Excerpted data
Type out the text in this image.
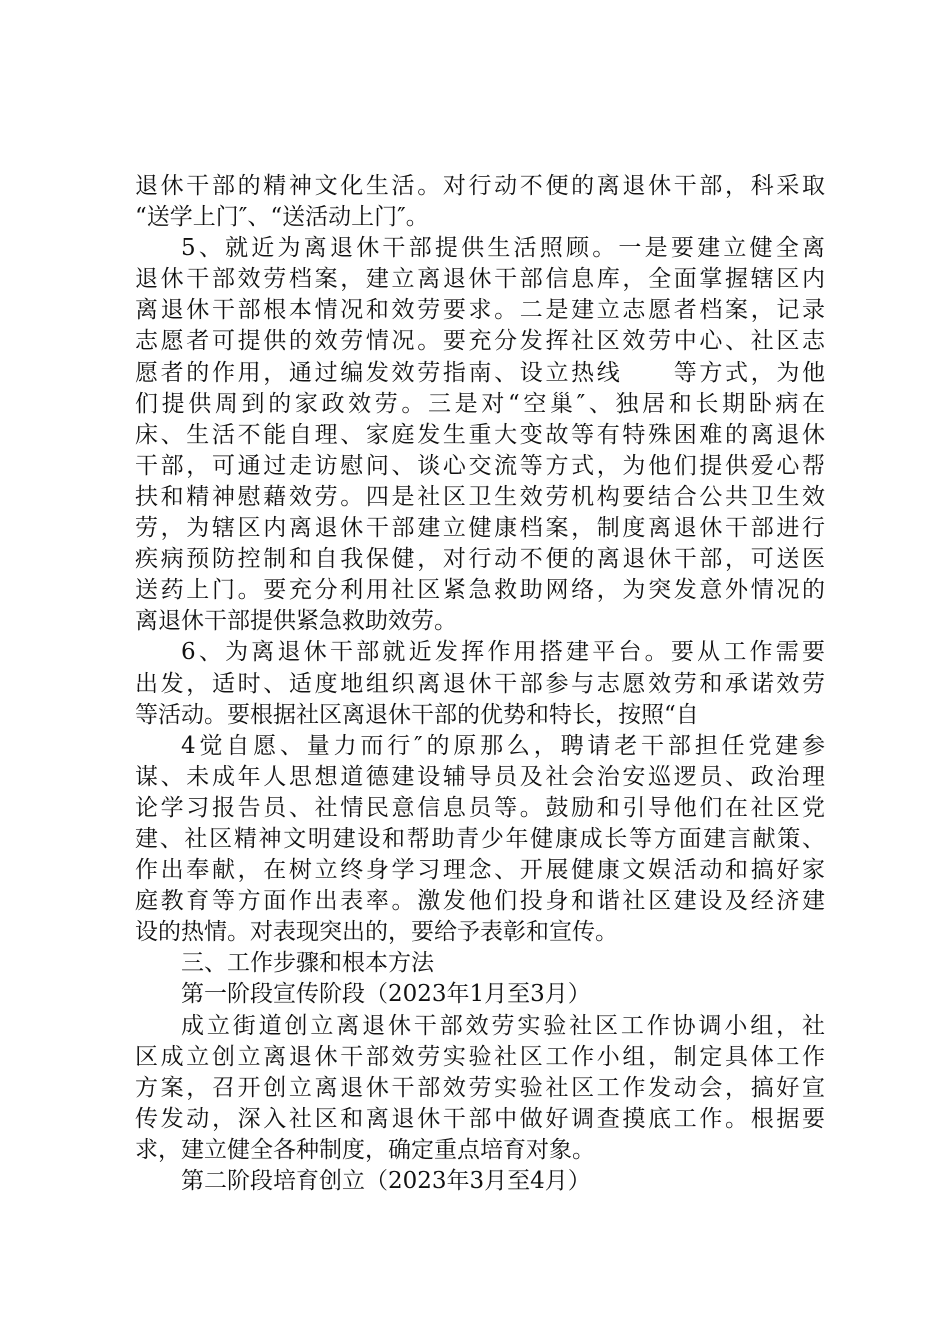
退休干部的精神文化生活。对行动不便的离退休干部，科采取
“送学上门″、“送活动上门″。
5、就近为离退休干部提供生活照顾。一是要建立健全离
退休干部效劳档案，建立离退休干部信息库，全面掌握辖区内
离退休干部根本情况和效劳要求。二是建立志愿者档案，记录
志愿者可提供的效劳情况。要充分发挥社区效劳中心、社区志
愿者的作用，通过编发效劳指南、设立热线　　等方式，为他
们提供周到的家政效劳。三是对“空巢″、独居和长期卧病在
床、生活不能自理、家庭发生重大变故等有特殊困难的离退休
干部，可通过走访慰问、谈心交流等方式，为他们提供爱心帮
扶和精神慰藉效劳。四是社区卫生效劳机构要结合公共卫生效
劳，为辖区内离退休干部建立健康档案，制度离退休干部进行
疾病预防控制和自我保健，对行动不便的离退休干部，可送医
送药上门。要充分利用社区紧急救助网络，为突发意外情况的
离退休干部提供紧急救助效劳。
6、为离退休干部就近发挥作用搭建平台。要从工作需要
出发，适时、适度地组织离退休干部参与志愿效劳和承诺效劳
等活动。要根据社区离退休干部的优势和特长，按照“自
4觉自愿、量力而行″的原那么，聘请老干部担任党建参
谋、未成年人思想道德建设辅导员及社会治安巡逻员、政治理
论学习报告员、社情民意信息员等。鼓励和引导他们在社区党
建、社区精神文明建设和帮助青少年健康成长等方面建言献策、
作出奉献，在树立终身学习理念、开展健康文娱活动和搞好家
庭教育等方面作出表率。激发他们投身和谐社区建设及经济建
设的热情。对表现突出的，要给予表彰和宣传。
三、工作步骤和根本方法
第一阶段宣传阶段（2023年1月至3月）
成立街道创立离退休干部效劳实验社区工作协调小组，社
区成立创立离退休干部效劳实验社区工作小组，制定具体工作
方案，召开创立离退休干部效劳实验社区工作发动会，搞好宣
传发动，深入社区和离退休干部中做好调查摸底工作。根据要
求，建立健全各种制度，确定重点培育对象。
第二阶段培育创立（2023年3月至4月）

Instructions for the task
Print the whole listing above once more, word for word, without its pictures.

Correct answer
Type out the text in this image.
退休干部的精神文化生活。对行动不便的离退休干部，科采取
“送学上门″、“送活动上门″。
5、就近为离退休干部提供生活照顾。一是要建立健全离
退休干部效劳档案，建立离退休干部信息库，全面掌握辖区内
离退休干部根本情况和效劳要求。二是建立志愿者档案，记录
志愿者可提供的效劳情况。要充分发挥社区效劳中心、社区志
愿者的作用，通过编发效劳指南、设立热线　　等方式，为他
们提供周到的家政效劳。三是对“空巢″、独居和长期卧病在
床、生活不能自理、家庭发生重大变故等有特殊困难的离退休
干部，可通过走访慰问、谈心交流等方式，为他们提供爱心帮
扶和精神慰藉效劳。四是社区卫生效劳机构要结合公共卫生效
劳，为辖区内离退休干部建立健康档案，制度离退休干部进行
疾病预防控制和自我保健，对行动不便的离退休干部，可送医
送药上门。要充分利用社区紧急救助网络，为突发意外情况的
离退休干部提供紧急救助效劳。
6、为离退休干部就近发挥作用搭建平台。要从工作需要
出发，适时、适度地组织离退休干部参与志愿效劳和承诺效劳
等活动。要根据社区离退休干部的优势和特长，按照“自
4觉自愿、量力而行″的原那么，聘请老干部担任党建参
谋、未成年人思想道德建设辅导员及社会治安巡逻员、政治理
论学习报告员、社情民意信息员等。鼓励和引导他们在社区党
建、社区精神文明建设和帮助青少年健康成长等方面建言献策、
作出奉献，在树立终身学习理念、开展健康文娱活动和搞好家
庭教育等方面作出表率。激发他们投身和谐社区建设及经济建
设的热情。对表现突出的，要给予表彰和宣传。
三、工作步骤和根本方法
第一阶段宣传阶段（2023年1月至3月）
成立街道创立离退休干部效劳实验社区工作协调小组，社
区成立创立离退休干部效劳实验社区工作小组，制定具体工作
方案，召开创立离退休干部效劳实验社区工作发动会，搞好宣
传发动，深入社区和离退休干部中做好调查摸底工作。根据要
求，建立健全各种制度，确定重点培育对象。
第二阶段培育创立（2023年3月至4月）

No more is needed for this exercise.